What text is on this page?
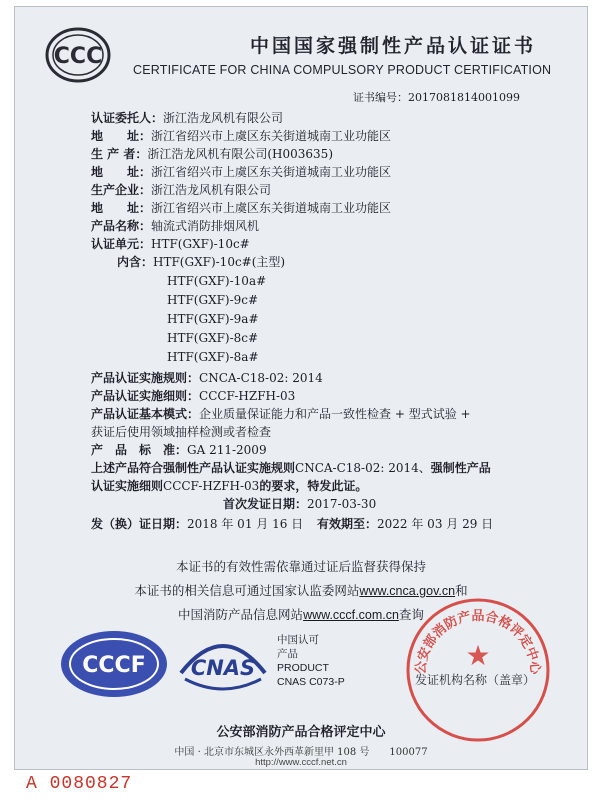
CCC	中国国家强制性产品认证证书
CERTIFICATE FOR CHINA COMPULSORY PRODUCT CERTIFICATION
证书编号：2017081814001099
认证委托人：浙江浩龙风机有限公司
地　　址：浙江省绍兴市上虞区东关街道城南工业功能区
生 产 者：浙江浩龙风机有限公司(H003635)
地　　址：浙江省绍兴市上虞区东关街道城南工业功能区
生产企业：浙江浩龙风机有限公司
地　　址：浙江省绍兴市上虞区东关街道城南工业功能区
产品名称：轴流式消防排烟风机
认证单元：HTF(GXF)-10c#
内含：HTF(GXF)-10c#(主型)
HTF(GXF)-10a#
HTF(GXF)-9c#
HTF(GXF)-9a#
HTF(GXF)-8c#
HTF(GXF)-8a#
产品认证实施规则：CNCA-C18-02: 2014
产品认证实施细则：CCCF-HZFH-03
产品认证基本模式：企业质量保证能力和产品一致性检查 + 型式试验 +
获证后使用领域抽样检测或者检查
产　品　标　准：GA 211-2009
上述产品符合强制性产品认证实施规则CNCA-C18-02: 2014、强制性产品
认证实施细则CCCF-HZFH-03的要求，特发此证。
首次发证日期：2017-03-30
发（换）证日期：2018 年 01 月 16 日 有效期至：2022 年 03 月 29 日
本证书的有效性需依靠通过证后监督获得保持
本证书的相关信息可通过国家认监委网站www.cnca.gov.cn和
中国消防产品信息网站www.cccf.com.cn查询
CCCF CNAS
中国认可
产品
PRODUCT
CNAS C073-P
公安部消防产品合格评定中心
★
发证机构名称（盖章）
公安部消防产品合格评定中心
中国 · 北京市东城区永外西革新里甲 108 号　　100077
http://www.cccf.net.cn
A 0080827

◇ ◇ ◇ ◇

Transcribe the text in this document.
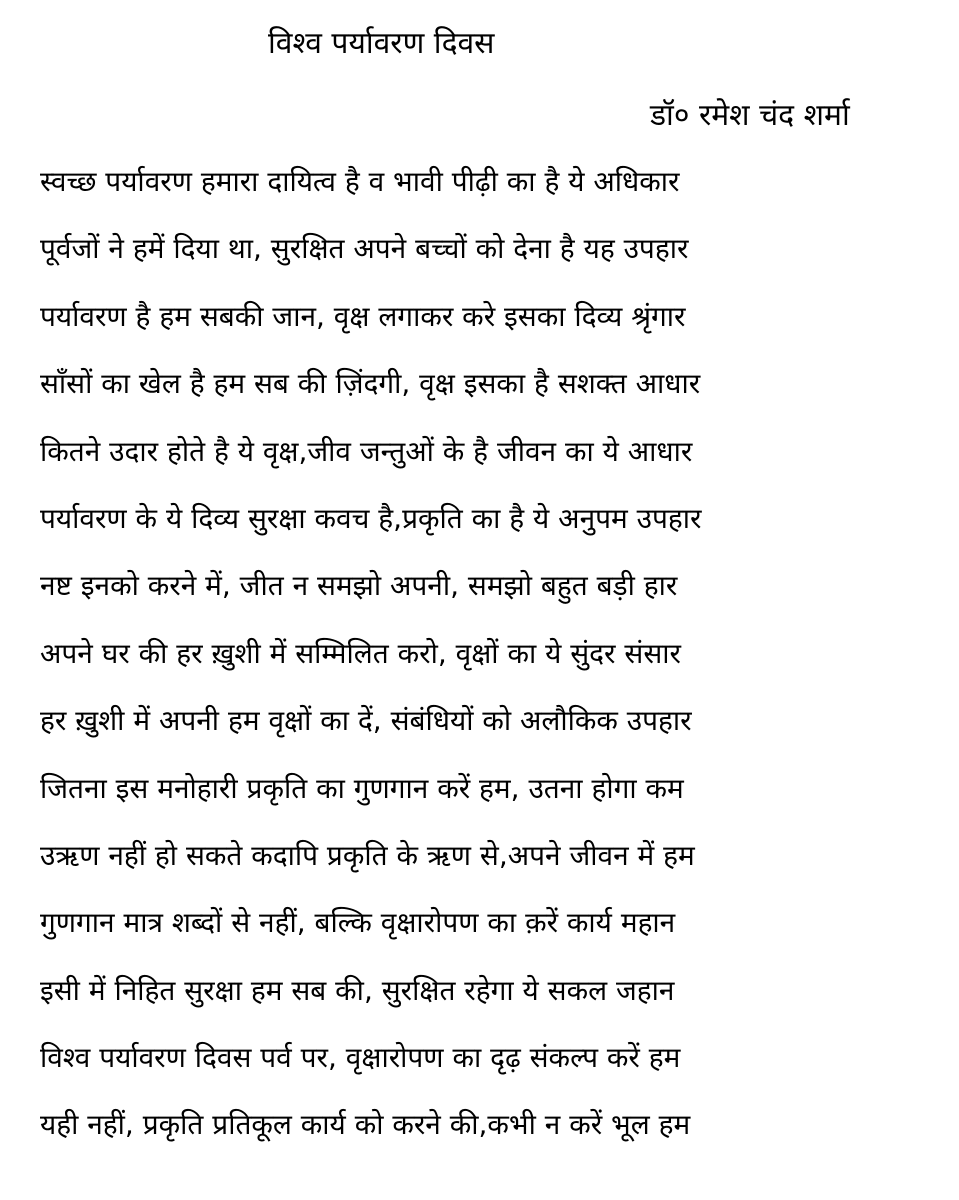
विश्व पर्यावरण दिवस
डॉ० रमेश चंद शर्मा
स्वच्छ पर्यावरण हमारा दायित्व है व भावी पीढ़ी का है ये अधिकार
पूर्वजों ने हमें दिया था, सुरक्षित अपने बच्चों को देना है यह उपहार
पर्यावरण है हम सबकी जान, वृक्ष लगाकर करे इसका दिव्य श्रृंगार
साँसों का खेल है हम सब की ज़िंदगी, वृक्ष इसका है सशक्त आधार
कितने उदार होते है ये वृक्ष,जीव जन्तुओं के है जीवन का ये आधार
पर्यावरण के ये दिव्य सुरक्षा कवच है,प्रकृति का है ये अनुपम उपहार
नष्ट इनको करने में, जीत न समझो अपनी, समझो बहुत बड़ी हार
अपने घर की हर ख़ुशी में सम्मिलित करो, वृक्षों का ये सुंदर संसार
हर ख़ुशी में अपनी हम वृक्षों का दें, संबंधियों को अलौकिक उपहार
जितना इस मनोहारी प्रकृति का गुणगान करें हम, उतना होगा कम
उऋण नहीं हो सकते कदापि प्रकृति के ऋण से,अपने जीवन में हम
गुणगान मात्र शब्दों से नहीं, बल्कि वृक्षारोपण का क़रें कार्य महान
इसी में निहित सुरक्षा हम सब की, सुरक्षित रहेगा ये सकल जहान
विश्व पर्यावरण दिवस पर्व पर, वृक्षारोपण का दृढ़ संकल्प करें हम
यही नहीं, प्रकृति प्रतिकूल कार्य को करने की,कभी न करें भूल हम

◇ ◇ ◇ ◇

Problem requirements ▸ Identify each line holding the string "this", and copy it out.

Response to the task ▸
What text is on this page?
Transcribe the text in this document.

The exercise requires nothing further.